<<<<

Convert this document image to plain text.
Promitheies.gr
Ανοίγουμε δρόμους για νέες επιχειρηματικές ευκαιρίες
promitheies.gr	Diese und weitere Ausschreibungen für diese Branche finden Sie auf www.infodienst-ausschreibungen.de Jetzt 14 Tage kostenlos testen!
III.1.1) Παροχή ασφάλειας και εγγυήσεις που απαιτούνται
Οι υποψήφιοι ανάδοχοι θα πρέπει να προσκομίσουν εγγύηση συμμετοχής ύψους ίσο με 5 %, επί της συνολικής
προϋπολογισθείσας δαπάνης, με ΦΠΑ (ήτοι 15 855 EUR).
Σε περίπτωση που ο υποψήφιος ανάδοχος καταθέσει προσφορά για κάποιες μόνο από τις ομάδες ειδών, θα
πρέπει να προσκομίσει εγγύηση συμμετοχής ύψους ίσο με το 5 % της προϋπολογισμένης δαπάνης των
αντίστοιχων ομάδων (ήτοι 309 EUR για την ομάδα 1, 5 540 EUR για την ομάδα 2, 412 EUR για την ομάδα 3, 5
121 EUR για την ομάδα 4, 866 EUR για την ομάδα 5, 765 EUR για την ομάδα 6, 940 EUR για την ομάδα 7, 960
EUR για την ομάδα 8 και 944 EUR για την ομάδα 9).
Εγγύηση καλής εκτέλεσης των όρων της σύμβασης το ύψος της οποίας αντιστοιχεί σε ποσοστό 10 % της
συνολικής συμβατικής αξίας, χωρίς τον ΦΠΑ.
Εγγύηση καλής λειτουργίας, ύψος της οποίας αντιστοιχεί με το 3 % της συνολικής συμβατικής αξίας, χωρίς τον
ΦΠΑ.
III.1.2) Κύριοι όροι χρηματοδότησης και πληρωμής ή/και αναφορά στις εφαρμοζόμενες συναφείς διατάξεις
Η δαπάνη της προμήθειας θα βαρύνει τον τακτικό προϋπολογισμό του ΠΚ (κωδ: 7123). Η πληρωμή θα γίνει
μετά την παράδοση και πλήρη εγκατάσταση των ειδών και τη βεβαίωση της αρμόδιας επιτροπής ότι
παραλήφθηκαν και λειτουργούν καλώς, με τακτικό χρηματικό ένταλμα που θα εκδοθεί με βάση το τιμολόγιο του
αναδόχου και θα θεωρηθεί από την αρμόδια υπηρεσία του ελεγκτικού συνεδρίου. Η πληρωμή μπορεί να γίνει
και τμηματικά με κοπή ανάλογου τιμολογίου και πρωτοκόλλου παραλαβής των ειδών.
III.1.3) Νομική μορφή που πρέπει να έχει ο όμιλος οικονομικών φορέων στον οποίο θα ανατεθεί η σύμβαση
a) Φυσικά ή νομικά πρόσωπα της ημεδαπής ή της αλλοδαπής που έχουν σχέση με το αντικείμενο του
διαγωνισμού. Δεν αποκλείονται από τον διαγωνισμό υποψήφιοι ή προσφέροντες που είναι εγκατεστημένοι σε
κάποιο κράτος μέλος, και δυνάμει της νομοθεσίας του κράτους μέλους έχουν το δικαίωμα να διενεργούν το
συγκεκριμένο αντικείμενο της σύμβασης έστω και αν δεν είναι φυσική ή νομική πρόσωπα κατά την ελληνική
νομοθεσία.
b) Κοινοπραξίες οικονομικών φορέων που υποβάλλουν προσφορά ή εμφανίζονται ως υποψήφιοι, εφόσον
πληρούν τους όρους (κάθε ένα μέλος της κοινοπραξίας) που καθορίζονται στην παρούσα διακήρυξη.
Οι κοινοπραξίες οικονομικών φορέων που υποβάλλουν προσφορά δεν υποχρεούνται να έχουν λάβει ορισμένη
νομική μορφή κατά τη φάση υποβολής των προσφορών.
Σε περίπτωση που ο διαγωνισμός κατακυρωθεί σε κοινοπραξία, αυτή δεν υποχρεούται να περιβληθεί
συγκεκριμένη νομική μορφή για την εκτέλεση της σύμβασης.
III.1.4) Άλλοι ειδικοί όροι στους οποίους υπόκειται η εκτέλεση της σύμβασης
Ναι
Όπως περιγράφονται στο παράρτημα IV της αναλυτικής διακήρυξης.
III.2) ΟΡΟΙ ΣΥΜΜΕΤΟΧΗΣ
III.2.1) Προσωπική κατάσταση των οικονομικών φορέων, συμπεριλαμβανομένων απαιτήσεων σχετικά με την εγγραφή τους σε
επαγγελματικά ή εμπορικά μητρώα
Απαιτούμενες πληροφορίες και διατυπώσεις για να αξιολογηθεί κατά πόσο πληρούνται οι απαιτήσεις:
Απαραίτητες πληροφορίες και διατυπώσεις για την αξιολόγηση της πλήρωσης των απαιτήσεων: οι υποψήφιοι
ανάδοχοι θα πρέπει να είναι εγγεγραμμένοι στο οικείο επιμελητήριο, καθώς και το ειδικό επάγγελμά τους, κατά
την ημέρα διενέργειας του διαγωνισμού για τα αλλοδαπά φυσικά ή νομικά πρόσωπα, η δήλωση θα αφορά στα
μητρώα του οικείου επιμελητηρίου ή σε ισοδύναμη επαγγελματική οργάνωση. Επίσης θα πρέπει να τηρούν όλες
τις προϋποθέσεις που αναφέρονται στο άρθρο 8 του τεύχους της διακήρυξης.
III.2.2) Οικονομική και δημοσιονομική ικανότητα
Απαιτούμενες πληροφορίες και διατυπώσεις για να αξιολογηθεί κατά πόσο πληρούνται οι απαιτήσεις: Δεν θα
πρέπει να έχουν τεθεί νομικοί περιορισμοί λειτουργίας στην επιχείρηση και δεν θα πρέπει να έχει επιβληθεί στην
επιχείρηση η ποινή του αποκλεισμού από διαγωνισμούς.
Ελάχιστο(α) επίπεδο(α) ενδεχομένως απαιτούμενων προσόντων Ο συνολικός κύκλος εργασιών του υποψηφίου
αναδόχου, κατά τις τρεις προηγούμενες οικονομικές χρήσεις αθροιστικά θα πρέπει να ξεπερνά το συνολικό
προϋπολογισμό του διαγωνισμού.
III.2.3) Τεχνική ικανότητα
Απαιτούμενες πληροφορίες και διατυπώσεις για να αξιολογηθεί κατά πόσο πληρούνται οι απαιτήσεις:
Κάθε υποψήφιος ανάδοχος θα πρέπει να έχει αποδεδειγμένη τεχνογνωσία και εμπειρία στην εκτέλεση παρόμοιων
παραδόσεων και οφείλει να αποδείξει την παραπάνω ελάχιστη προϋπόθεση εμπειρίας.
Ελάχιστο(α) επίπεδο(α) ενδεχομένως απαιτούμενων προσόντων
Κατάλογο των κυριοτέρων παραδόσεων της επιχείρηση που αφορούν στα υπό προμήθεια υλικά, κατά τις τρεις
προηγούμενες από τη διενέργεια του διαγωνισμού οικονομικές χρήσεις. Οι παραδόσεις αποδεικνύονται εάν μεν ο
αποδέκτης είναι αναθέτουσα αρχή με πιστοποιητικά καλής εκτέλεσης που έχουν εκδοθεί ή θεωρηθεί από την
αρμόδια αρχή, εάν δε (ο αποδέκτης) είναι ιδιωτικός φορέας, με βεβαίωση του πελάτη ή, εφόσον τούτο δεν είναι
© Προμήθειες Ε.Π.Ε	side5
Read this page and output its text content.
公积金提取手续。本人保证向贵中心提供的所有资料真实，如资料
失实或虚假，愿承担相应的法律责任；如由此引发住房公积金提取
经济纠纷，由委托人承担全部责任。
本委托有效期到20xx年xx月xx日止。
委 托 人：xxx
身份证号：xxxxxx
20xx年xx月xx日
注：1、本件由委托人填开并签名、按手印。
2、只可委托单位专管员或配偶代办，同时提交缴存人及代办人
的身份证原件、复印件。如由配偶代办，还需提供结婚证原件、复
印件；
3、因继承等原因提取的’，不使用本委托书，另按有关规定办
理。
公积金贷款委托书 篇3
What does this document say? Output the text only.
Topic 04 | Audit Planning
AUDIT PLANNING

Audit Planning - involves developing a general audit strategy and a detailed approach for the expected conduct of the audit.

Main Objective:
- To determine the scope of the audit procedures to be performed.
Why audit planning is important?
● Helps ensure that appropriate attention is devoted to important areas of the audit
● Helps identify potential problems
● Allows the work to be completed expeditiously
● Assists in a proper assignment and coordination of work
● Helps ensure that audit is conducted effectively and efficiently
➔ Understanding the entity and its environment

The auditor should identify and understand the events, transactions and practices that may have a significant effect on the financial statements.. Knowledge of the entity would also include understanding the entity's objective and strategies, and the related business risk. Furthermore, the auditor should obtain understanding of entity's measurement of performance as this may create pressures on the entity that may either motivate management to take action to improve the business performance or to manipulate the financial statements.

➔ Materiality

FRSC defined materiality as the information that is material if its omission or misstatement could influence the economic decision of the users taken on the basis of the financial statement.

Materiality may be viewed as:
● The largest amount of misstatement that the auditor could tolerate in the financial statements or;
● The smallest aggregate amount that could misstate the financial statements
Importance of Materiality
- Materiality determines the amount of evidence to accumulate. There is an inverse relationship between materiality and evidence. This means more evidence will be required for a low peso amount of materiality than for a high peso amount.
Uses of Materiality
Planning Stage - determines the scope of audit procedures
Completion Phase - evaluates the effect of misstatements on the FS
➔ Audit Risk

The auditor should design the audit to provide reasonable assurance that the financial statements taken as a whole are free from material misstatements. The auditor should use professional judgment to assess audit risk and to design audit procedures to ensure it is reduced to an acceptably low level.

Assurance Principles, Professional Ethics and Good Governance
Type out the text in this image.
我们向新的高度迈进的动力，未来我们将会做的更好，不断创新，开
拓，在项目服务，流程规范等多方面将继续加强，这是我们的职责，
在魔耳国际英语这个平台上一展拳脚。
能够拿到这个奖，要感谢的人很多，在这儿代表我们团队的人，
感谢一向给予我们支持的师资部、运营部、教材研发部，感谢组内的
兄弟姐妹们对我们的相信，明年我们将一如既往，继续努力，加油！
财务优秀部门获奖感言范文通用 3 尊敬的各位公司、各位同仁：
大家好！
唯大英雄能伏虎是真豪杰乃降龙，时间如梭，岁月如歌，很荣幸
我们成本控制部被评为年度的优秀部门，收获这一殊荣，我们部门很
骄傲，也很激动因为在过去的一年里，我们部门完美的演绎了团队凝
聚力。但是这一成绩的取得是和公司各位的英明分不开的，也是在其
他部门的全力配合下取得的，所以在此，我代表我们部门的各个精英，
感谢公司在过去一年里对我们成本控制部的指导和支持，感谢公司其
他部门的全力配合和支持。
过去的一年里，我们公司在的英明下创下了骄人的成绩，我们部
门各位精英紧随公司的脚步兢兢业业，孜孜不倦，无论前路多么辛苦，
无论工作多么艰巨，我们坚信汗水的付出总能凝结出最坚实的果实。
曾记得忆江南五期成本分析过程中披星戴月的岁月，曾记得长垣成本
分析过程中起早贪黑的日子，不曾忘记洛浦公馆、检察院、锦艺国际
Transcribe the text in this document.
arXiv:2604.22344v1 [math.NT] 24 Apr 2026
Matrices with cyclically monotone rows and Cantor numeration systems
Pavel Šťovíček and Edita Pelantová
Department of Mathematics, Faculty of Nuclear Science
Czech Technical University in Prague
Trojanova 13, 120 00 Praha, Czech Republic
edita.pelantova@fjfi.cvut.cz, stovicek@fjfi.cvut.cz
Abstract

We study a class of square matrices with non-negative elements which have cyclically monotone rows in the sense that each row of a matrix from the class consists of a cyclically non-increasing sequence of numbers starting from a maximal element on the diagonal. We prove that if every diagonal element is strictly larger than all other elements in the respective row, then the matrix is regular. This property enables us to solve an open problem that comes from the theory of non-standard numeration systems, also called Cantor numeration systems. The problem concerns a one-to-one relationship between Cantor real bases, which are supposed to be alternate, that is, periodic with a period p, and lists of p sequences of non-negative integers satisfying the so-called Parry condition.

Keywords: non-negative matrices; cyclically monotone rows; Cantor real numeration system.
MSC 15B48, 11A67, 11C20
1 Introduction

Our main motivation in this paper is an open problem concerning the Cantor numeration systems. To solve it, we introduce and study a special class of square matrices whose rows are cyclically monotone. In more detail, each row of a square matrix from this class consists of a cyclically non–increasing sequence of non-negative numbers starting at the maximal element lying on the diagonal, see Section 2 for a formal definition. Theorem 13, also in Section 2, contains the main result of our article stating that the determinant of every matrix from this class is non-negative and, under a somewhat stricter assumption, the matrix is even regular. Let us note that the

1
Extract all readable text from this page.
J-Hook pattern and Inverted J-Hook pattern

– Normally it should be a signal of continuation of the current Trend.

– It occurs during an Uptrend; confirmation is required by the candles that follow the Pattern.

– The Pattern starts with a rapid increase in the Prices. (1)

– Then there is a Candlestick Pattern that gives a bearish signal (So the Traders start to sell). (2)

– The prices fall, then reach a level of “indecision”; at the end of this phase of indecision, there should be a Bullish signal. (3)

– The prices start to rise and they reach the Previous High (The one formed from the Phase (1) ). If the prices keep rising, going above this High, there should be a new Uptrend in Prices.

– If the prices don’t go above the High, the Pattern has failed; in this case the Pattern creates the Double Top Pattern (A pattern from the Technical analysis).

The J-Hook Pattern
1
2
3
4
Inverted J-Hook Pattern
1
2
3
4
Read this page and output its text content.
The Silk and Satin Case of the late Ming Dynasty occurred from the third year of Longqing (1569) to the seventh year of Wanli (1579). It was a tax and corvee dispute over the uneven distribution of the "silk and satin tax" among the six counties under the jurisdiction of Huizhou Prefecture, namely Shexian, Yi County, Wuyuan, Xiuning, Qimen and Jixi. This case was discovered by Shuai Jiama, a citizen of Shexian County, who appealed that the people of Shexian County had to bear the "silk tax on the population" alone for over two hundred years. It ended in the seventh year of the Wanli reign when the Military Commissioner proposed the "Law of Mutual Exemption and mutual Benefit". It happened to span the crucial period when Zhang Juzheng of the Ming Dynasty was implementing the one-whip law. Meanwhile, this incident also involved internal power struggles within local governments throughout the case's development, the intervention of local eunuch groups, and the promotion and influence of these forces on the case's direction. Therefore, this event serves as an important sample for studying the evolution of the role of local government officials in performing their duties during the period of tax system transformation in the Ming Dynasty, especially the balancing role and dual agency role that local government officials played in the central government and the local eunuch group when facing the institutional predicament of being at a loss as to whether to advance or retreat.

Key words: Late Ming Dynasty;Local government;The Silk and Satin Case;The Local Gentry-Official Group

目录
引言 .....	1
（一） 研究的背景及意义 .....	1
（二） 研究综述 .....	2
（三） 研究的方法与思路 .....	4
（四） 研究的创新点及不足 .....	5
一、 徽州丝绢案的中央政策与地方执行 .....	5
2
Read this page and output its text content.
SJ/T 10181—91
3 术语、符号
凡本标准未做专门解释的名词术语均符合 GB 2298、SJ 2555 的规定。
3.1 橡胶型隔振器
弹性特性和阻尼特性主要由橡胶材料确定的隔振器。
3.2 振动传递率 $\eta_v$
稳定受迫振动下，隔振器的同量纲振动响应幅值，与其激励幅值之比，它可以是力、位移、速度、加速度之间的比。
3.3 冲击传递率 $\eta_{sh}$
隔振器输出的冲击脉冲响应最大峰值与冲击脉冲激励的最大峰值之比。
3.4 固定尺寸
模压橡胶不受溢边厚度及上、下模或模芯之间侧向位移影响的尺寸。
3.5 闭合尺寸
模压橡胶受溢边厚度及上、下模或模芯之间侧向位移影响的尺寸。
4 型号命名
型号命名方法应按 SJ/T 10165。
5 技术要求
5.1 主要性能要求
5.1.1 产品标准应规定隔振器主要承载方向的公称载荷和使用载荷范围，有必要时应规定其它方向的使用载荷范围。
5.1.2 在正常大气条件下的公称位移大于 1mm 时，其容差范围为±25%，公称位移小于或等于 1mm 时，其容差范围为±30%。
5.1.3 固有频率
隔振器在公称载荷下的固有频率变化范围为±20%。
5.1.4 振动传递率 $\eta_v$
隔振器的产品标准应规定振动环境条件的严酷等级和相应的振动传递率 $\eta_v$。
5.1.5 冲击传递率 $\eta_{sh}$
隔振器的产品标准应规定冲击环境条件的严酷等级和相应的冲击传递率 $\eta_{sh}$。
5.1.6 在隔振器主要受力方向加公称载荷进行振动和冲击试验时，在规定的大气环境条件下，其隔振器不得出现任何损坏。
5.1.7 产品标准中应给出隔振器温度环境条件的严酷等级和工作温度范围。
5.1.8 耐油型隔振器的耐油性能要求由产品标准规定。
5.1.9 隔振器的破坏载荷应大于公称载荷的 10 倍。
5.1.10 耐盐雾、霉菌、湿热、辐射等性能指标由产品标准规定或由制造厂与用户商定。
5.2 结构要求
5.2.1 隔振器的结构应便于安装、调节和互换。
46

>>>>

Short exercise >> Your answer should be a single number: the count of lines that contain "μορφή".

Response to this task >> 3